**AVAILABLE DATA**
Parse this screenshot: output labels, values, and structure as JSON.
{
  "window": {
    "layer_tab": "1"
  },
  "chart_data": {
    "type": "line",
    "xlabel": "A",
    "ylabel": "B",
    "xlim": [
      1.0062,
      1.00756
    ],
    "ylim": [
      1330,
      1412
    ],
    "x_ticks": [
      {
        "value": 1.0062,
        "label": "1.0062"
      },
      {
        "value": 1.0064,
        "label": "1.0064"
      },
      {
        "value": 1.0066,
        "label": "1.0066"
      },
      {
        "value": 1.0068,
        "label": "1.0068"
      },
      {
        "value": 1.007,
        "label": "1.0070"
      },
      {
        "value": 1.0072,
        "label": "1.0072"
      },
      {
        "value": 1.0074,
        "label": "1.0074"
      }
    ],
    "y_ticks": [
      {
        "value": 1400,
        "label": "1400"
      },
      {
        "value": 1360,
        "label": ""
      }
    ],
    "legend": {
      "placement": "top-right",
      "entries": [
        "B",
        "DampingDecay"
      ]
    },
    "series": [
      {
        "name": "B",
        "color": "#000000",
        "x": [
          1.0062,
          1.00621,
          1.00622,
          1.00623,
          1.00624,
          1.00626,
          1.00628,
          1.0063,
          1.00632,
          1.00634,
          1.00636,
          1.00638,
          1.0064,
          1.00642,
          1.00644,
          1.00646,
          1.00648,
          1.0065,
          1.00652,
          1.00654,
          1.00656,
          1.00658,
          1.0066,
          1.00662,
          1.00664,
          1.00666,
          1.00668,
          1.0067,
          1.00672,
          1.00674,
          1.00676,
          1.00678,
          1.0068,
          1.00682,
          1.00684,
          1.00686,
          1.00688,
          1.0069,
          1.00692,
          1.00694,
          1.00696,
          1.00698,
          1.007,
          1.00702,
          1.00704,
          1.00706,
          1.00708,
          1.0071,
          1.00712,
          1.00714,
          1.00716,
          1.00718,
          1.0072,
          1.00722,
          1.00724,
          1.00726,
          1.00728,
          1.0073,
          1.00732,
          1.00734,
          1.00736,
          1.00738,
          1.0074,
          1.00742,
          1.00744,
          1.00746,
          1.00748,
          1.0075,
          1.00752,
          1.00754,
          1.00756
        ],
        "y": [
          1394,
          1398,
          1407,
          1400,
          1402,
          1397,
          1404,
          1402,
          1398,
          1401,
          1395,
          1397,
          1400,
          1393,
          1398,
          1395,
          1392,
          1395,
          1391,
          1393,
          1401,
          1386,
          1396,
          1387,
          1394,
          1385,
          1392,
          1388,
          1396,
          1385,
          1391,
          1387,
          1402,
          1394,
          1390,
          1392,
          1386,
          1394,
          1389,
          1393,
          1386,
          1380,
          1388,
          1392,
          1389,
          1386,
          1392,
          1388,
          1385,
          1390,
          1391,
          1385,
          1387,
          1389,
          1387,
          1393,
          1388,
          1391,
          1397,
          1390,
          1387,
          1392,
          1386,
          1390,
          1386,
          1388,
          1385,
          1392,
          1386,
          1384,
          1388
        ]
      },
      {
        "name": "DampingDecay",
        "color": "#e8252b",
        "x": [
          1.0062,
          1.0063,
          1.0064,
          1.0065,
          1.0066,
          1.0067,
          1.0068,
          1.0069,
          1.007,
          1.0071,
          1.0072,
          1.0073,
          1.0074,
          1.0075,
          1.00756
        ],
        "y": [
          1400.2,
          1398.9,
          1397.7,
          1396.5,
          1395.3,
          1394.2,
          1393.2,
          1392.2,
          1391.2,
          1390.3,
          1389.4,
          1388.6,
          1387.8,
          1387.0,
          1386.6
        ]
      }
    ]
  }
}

**EXERCISE DETAILS**
Show the data once more, exactly as it was written.

**WORKED SOLUTION**
Parse this screenshot: output labels, values, and structure as JSON.
{
  "window": {
    "layer_tab": "1"
  },
  "chart_data": {
    "type": "line",
    "xlabel": "A",
    "ylabel": "B",
    "xlim": [
      1.0062,
      1.00756
    ],
    "ylim": [
      1330,
      1412
    ],
    "x_ticks": [
      {
        "value": 1.0062,
        "label": "1.0062"
      },
      {
        "value": 1.0064,
        "label": "1.0064"
      },
      {
        "value": 1.0066,
        "label": "1.0066"
      },
      {
        "value": 1.0068,
        "label": "1.0068"
      },
      {
        "value": 1.007,
        "label": "1.0070"
      },
      {
        "value": 1.0072,
        "label": "1.0072"
      },
      {
        "value": 1.0074,
        "label": "1.0074"
      }
    ],
    "y_ticks": [
      {
        "value": 1400,
        "label": "1400"
      },
      {
        "value": 1360,
        "label": ""
      }
    ],
    "legend": {
      "placement": "top-right",
      "entries": [
        "B",
        "DampingDecay"
      ]
    },
    "series": [
      {
        "name": "B",
        "color": "#000000",
        "x": [
          1.0062,
          1.00621,
          1.00622,
          1.00623,
          1.00624,
          1.00626,
          1.00628,
          1.0063,
          1.00632,
          1.00634,
          1.00636,
          1.00638,
          1.0064,
          1.00642,
          1.00644,
          1.00646,
          1.00648,
          1.0065,
          1.00652,
          1.00654,
          1.00656,
          1.00658,
          1.0066,
          1.00662,
          1.00664,
          1.00666,
          1.00668,
          1.0067,
          1.00672,
          1.00674,
          1.00676,
          1.00678,
          1.0068,
          1.00682,
          1.00684,
          1.00686,
          1.00688,
          1.0069,
          1.00692,
          1.00694,
          1.00696,
          1.00698,
          1.007,
          1.00702,
          1.00704,
          1.00706,
          1.00708,
          1.0071,
          1.00712,
          1.00714,
          1.00716,
          1.00718,
          1.0072,
          1.00722,
          1.00724,
          1.00726,
          1.00728,
          1.0073,
          1.00732,
          1.00734,
          1.00736,
          1.00738,
          1.0074,
          1.00742,
          1.00744,
          1.00746,
          1.00748,
          1.0075,
          1.00752,
          1.00754,
          1.00756
        ],
        "y": [
          1394,
          1398,
          1407,
          1400,
          1402,
          1397,
          1404,
          1402,
          1398,
          1401,
          1395,
          1397,
          1400,
          1393,
          1398,
          1395,
          1392,
          1395,
          1391,
          1393,
          1401,
          1386,
          1396,
          1387,
          1394,
          1385,
          1392,
          1388,
          1396,
          1385,
          1391,
          1387,
          1402,
          1394,
          1390,
          1392,
          1386,
          1394,
          1389,
          1393,
          1386,
          1380,
          1388,
          1392,
          1389,
          1386,
          1392,
          1388,
          1385,
          1390,
          1391,
          1385,
          1387,
          1389,
          1387,
          1393,
          1388,
          1391,
          1397,
          1390,
          1387,
          1392,
          1386,
          1390,
          1386,
          1388,
          1385,
          1392,
          1386,
          1384,
          1388
        ]
      },
      {
        "name": "DampingDecay",
        "color": "#e8252b",
        "x": [
          1.0062,
          1.0063,
          1.0064,
          1.0065,
          1.0066,
          1.0067,
          1.0068,
          1.0069,
          1.007,
          1.0071,
          1.0072,
          1.0073,
          1.0074,
          1.0075,
          1.00756
        ],
        "y": [
          1400.2,
          1398.9,
          1397.7,
          1396.5,
          1395.3,
          1394.2,
          1393.2,
          1392.2,
          1391.2,
          1390.3,
          1389.4,
          1388.6,
          1387.8,
          1387.0,
          1386.6
        ]
      }
    ]
  }
}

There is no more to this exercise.